EXERCISE TASK:
Go through the listing and write out all of it exactly.

[START OF INPUT]

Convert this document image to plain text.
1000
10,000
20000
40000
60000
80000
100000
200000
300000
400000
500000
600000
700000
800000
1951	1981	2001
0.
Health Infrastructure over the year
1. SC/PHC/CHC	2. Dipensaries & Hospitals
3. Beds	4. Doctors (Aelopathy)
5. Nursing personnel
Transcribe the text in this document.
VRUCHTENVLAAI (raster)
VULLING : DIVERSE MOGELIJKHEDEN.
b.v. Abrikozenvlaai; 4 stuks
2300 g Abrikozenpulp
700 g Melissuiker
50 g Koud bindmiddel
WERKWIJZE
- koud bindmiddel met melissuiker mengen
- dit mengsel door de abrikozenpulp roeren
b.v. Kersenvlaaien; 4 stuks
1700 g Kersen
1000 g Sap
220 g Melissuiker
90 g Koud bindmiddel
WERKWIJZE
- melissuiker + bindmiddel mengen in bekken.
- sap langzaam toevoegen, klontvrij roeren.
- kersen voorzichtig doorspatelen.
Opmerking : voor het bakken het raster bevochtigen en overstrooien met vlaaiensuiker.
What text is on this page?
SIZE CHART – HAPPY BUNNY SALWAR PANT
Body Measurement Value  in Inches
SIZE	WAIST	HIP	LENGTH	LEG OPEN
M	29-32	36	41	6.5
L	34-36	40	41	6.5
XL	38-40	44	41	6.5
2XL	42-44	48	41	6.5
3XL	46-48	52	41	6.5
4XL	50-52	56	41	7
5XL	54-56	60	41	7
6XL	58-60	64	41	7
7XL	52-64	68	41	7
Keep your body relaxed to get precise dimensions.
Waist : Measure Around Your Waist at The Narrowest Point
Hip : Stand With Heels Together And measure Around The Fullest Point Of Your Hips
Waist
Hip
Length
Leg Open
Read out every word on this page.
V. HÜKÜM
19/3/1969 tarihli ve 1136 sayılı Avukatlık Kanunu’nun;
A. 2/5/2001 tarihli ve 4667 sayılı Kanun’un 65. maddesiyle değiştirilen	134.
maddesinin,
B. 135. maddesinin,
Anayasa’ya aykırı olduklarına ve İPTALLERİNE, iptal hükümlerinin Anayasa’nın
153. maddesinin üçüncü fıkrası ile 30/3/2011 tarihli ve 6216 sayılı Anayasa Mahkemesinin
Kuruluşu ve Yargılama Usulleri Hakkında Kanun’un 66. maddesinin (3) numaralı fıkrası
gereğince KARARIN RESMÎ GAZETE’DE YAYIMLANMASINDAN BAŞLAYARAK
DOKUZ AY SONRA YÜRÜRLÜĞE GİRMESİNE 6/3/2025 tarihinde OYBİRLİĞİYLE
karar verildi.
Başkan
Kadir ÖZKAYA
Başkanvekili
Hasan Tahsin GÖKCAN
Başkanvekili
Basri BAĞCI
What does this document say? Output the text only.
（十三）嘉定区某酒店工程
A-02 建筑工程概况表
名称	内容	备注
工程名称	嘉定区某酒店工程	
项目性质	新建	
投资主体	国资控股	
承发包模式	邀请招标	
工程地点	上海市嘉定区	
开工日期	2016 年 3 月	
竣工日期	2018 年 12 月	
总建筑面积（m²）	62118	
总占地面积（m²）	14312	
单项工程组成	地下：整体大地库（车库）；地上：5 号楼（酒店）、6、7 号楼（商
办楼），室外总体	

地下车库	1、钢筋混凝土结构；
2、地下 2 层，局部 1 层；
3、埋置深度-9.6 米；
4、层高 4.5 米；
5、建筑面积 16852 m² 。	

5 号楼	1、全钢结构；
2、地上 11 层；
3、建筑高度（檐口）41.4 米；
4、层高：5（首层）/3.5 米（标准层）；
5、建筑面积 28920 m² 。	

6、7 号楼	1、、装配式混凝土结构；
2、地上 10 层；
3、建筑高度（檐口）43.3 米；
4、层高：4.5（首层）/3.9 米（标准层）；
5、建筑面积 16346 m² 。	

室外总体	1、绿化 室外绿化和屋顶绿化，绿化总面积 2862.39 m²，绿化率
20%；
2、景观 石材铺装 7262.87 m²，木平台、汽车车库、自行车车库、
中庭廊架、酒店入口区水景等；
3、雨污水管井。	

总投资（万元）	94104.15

[END OF INPUT]

OUTPUT OF THE EXERCISE:
Convert this document image to plain text.
1000
10,000
20000
40000
60000
80000
100000
200000
300000
400000
500000
600000
700000
800000
1951	1981	2001
0.
Health Infrastructure over the year
1. SC/PHC/CHC	2. Dipensaries & Hospitals
3. Beds	4. Doctors (Aelopathy)
5. Nursing personnel
Transcribe the text in this document.
VRUCHTENVLAAI (raster)
VULLING : DIVERSE MOGELIJKHEDEN.
b.v. Abrikozenvlaai; 4 stuks
2300 g Abrikozenpulp
700 g Melissuiker
50 g Koud bindmiddel
WERKWIJZE
- koud bindmiddel met melissuiker mengen
- dit mengsel door de abrikozenpulp roeren
b.v. Kersenvlaaien; 4 stuks
1700 g Kersen
1000 g Sap
220 g Melissuiker
90 g Koud bindmiddel
WERKWIJZE
- melissuiker + bindmiddel mengen in bekken.
- sap langzaam toevoegen, klontvrij roeren.
- kersen voorzichtig doorspatelen.
Opmerking : voor het bakken het raster bevochtigen en overstrooien met vlaaiensuiker.
What text is on this page?
SIZE CHART – HAPPY BUNNY SALWAR PANT
Body Measurement Value  in Inches
SIZE	WAIST	HIP	LENGTH	LEG OPEN
M	29-32	36	41	6.5
L	34-36	40	41	6.5
XL	38-40	44	41	6.5
2XL	42-44	48	41	6.5
3XL	46-48	52	41	6.5
4XL	50-52	56	41	7
5XL	54-56	60	41	7
6XL	58-60	64	41	7
7XL	52-64	68	41	7
Keep your body relaxed to get precise dimensions.
Waist : Measure Around Your Waist at The Narrowest Point
Hip : Stand With Heels Together And measure Around The Fullest Point Of Your Hips
Waist
Hip
Length
Leg Open
Read out every word on this page.
V. HÜKÜM
19/3/1969 tarihli ve 1136 sayılı Avukatlık Kanunu’nun;
A. 2/5/2001 tarihli ve 4667 sayılı Kanun’un 65. maddesiyle değiştirilen	134.
maddesinin,
B. 135. maddesinin,
Anayasa’ya aykırı olduklarına ve İPTALLERİNE, iptal hükümlerinin Anayasa’nın
153. maddesinin üçüncü fıkrası ile 30/3/2011 tarihli ve 6216 sayılı Anayasa Mahkemesinin
Kuruluşu ve Yargılama Usulleri Hakkında Kanun’un 66. maddesinin (3) numaralı fıkrası
gereğince KARARIN RESMÎ GAZETE’DE YAYIMLANMASINDAN BAŞLAYARAK
DOKUZ AY SONRA YÜRÜRLÜĞE GİRMESİNE 6/3/2025 tarihinde OYBİRLİĞİYLE
karar verildi.
Başkan
Kadir ÖZKAYA
Başkanvekili
Hasan Tahsin GÖKCAN
Başkanvekili
Basri BAĞCI
What does this document say? Output the text only.
（十三）嘉定区某酒店工程
A-02 建筑工程概况表
名称	内容	备注
工程名称	嘉定区某酒店工程	
项目性质	新建	
投资主体	国资控股	
承发包模式	邀请招标	
工程地点	上海市嘉定区	
开工日期	2016 年 3 月	
竣工日期	2018 年 12 月	
总建筑面积（m²）	62118	
总占地面积（m²）	14312	
单项工程组成	地下：整体大地库（车库）；地上：5 号楼（酒店）、6、7 号楼（商
办楼），室外总体	

地下车库	1、钢筋混凝土结构；
2、地下 2 层，局部 1 层；
3、埋置深度-9.6 米；
4、层高 4.5 米；
5、建筑面积 16852 m² 。	

5 号楼	1、全钢结构；
2、地上 11 层；
3、建筑高度（檐口）41.4 米；
4、层高：5（首层）/3.5 米（标准层）；
5、建筑面积 28920 m² 。	

6、7 号楼	1、、装配式混凝土结构；
2、地上 10 层；
3、建筑高度（檐口）43.3 米；
4、层高：4.5（首层）/3.9 米（标准层）；
5、建筑面积 16346 m² 。	

室外总体	1、绿化 室外绿化和屋顶绿化，绿化总面积 2862.39 m²，绿化率
20%；
2、景观 石材铺装 7262.87 m²，木平台、汽车车库、自行车车库、
中庭廊架、酒店入口区水景等；
3、雨污水管井。	

总投资（万元）	94104.15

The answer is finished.